Copy each of the following entries line by line, keeping every character unchanged.

>>

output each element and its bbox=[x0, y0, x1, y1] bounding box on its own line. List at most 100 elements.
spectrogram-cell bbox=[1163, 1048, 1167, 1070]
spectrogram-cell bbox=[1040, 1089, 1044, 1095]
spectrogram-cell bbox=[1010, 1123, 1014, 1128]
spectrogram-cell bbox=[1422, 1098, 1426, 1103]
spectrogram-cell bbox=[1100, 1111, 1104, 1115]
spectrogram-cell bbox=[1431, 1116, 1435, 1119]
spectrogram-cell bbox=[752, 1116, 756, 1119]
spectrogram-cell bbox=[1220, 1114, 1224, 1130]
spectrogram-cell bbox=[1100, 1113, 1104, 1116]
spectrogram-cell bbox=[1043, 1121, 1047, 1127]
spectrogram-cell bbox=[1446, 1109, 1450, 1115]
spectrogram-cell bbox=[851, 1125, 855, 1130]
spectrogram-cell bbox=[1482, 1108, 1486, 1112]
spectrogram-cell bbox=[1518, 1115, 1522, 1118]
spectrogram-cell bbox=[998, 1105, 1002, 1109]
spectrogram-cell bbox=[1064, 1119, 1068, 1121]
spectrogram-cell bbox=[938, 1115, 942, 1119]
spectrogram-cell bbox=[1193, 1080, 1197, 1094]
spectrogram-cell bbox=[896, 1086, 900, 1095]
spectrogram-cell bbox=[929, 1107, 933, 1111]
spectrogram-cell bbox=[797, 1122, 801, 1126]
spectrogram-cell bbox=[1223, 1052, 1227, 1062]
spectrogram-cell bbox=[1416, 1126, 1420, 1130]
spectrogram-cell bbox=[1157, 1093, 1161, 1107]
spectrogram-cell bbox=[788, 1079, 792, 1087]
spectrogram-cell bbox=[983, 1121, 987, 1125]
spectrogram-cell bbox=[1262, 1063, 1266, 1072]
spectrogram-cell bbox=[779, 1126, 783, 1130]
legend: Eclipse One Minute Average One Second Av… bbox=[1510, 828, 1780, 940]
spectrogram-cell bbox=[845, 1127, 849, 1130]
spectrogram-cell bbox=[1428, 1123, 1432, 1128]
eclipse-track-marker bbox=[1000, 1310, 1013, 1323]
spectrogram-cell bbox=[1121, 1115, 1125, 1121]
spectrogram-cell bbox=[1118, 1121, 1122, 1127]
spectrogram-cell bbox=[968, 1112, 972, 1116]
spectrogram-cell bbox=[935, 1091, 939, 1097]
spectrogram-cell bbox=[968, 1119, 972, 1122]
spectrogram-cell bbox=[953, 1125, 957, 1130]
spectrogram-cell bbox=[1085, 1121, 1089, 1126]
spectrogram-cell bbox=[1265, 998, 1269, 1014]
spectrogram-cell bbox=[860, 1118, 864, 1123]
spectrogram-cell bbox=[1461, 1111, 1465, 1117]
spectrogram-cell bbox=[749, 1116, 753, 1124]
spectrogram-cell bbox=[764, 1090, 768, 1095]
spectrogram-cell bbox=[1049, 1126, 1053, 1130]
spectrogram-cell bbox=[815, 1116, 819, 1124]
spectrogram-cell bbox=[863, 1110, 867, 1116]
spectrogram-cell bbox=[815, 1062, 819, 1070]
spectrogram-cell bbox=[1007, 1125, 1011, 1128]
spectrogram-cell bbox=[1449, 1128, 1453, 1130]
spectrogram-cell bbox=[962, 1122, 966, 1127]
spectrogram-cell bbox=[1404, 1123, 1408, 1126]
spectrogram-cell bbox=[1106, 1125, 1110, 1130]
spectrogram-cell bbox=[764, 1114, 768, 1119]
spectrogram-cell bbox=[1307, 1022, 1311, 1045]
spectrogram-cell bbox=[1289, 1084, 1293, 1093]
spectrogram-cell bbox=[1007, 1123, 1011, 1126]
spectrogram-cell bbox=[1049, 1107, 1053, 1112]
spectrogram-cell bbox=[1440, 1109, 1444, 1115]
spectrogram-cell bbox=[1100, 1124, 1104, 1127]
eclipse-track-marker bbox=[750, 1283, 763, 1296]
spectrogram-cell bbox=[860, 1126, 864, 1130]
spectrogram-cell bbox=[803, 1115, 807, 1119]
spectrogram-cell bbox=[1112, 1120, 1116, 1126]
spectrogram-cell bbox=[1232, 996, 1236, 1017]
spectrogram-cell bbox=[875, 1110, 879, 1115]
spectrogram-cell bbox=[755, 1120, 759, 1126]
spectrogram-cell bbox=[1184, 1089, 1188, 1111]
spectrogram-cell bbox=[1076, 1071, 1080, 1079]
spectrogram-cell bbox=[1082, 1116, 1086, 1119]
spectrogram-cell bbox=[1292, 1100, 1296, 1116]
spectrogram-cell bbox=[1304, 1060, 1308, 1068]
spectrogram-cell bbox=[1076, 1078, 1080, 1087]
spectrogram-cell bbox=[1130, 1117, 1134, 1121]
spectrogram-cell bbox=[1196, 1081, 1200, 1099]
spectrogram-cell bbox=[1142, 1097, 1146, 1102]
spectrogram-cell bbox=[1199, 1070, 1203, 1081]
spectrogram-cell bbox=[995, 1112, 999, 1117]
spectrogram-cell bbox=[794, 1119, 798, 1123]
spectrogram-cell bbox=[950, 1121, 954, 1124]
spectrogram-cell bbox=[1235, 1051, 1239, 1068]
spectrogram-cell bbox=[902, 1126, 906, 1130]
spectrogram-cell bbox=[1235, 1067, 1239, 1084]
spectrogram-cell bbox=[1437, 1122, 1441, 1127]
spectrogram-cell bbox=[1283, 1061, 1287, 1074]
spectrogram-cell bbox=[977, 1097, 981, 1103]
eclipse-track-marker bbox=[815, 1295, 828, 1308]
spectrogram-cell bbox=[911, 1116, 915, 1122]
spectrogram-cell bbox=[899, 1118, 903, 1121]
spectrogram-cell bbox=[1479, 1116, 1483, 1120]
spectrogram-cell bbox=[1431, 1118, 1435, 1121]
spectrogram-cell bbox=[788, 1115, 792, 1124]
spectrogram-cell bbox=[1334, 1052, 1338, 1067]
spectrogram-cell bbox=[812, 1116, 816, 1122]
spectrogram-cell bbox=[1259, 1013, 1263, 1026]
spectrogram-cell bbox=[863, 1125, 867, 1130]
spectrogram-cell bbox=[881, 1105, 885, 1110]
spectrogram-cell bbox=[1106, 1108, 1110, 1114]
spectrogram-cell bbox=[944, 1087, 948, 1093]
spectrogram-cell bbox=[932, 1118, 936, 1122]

<<

▶ [Exercise answer]:
output each element and its bbox=[x0, y0, x1, y1] bounding box on its own line. List at most 100 elements.
spectrogram-cell bbox=[1163, 1048, 1167, 1070]
spectrogram-cell bbox=[1040, 1089, 1044, 1095]
spectrogram-cell bbox=[1010, 1123, 1014, 1128]
spectrogram-cell bbox=[1422, 1098, 1426, 1103]
spectrogram-cell bbox=[1100, 1111, 1104, 1115]
spectrogram-cell bbox=[1431, 1116, 1435, 1119]
spectrogram-cell bbox=[752, 1116, 756, 1119]
spectrogram-cell bbox=[1220, 1114, 1224, 1130]
spectrogram-cell bbox=[1100, 1113, 1104, 1116]
spectrogram-cell bbox=[1043, 1121, 1047, 1127]
spectrogram-cell bbox=[1446, 1109, 1450, 1115]
spectrogram-cell bbox=[851, 1125, 855, 1130]
spectrogram-cell bbox=[1482, 1108, 1486, 1112]
spectrogram-cell bbox=[1518, 1115, 1522, 1118]
spectrogram-cell bbox=[998, 1105, 1002, 1109]
spectrogram-cell bbox=[1064, 1119, 1068, 1121]
spectrogram-cell bbox=[938, 1115, 942, 1119]
spectrogram-cell bbox=[1193, 1080, 1197, 1094]
spectrogram-cell bbox=[896, 1086, 900, 1095]
spectrogram-cell bbox=[929, 1107, 933, 1111]
spectrogram-cell bbox=[797, 1122, 801, 1126]
spectrogram-cell bbox=[1223, 1052, 1227, 1062]
spectrogram-cell bbox=[1416, 1126, 1420, 1130]
spectrogram-cell bbox=[1157, 1093, 1161, 1107]
spectrogram-cell bbox=[788, 1079, 792, 1087]
spectrogram-cell bbox=[983, 1121, 987, 1125]
spectrogram-cell bbox=[1262, 1063, 1266, 1072]
spectrogram-cell bbox=[779, 1126, 783, 1130]
legend: Eclipse One Minute Average One Second Av… bbox=[1510, 828, 1780, 940]
spectrogram-cell bbox=[845, 1127, 849, 1130]
spectrogram-cell bbox=[1428, 1123, 1432, 1128]
eclipse-track-marker bbox=[1000, 1310, 1013, 1323]
spectrogram-cell bbox=[1121, 1115, 1125, 1121]
spectrogram-cell bbox=[1118, 1121, 1122, 1127]
spectrogram-cell bbox=[968, 1112, 972, 1116]
spectrogram-cell bbox=[935, 1091, 939, 1097]
spectrogram-cell bbox=[968, 1119, 972, 1122]
spectrogram-cell bbox=[953, 1125, 957, 1130]
spectrogram-cell bbox=[1085, 1121, 1089, 1126]
spectrogram-cell bbox=[1265, 998, 1269, 1014]
spectrogram-cell bbox=[860, 1118, 864, 1123]
spectrogram-cell bbox=[1461, 1111, 1465, 1117]
spectrogram-cell bbox=[749, 1116, 753, 1124]
spectrogram-cell bbox=[764, 1090, 768, 1095]
spectrogram-cell bbox=[1049, 1126, 1053, 1130]
spectrogram-cell bbox=[815, 1116, 819, 1124]
spectrogram-cell bbox=[863, 1110, 867, 1116]
spectrogram-cell bbox=[815, 1062, 819, 1070]
spectrogram-cell bbox=[1007, 1125, 1011, 1128]
spectrogram-cell bbox=[1449, 1128, 1453, 1130]
spectrogram-cell bbox=[962, 1122, 966, 1127]
spectrogram-cell bbox=[1404, 1123, 1408, 1126]
spectrogram-cell bbox=[1106, 1125, 1110, 1130]
spectrogram-cell bbox=[764, 1114, 768, 1119]
spectrogram-cell bbox=[1307, 1022, 1311, 1045]
spectrogram-cell bbox=[1289, 1084, 1293, 1093]
spectrogram-cell bbox=[1007, 1123, 1011, 1126]
spectrogram-cell bbox=[1049, 1107, 1053, 1112]
spectrogram-cell bbox=[1440, 1109, 1444, 1115]
spectrogram-cell bbox=[1100, 1124, 1104, 1127]
eclipse-track-marker bbox=[750, 1283, 763, 1296]
spectrogram-cell bbox=[860, 1126, 864, 1130]
spectrogram-cell bbox=[803, 1115, 807, 1119]
spectrogram-cell bbox=[1112, 1120, 1116, 1126]
spectrogram-cell bbox=[1232, 996, 1236, 1017]
spectrogram-cell bbox=[875, 1110, 879, 1115]
spectrogram-cell bbox=[755, 1120, 759, 1126]
spectrogram-cell bbox=[1184, 1089, 1188, 1111]
spectrogram-cell bbox=[1076, 1071, 1080, 1079]
spectrogram-cell bbox=[1082, 1116, 1086, 1119]
spectrogram-cell bbox=[1292, 1100, 1296, 1116]
spectrogram-cell bbox=[1304, 1060, 1308, 1068]
spectrogram-cell bbox=[1076, 1078, 1080, 1087]
spectrogram-cell bbox=[1130, 1117, 1134, 1121]
spectrogram-cell bbox=[1196, 1081, 1200, 1099]
spectrogram-cell bbox=[1142, 1097, 1146, 1102]
spectrogram-cell bbox=[1199, 1070, 1203, 1081]
spectrogram-cell bbox=[995, 1112, 999, 1117]
spectrogram-cell bbox=[794, 1119, 798, 1123]
spectrogram-cell bbox=[950, 1121, 954, 1124]
spectrogram-cell bbox=[1235, 1051, 1239, 1068]
spectrogram-cell bbox=[902, 1126, 906, 1130]
spectrogram-cell bbox=[1235, 1067, 1239, 1084]
spectrogram-cell bbox=[1437, 1122, 1441, 1127]
spectrogram-cell bbox=[1283, 1061, 1287, 1074]
spectrogram-cell bbox=[977, 1097, 981, 1103]
eclipse-track-marker bbox=[815, 1295, 828, 1308]
spectrogram-cell bbox=[911, 1116, 915, 1122]
spectrogram-cell bbox=[899, 1118, 903, 1121]
spectrogram-cell bbox=[1479, 1116, 1483, 1120]
spectrogram-cell bbox=[1431, 1118, 1435, 1121]
spectrogram-cell bbox=[788, 1115, 792, 1124]
spectrogram-cell bbox=[1334, 1052, 1338, 1067]
spectrogram-cell bbox=[812, 1116, 816, 1122]
spectrogram-cell bbox=[1259, 1013, 1263, 1026]
spectrogram-cell bbox=[863, 1125, 867, 1130]
spectrogram-cell bbox=[881, 1105, 885, 1110]
spectrogram-cell bbox=[1106, 1108, 1110, 1114]
spectrogram-cell bbox=[944, 1087, 948, 1093]
spectrogram-cell bbox=[932, 1118, 936, 1122]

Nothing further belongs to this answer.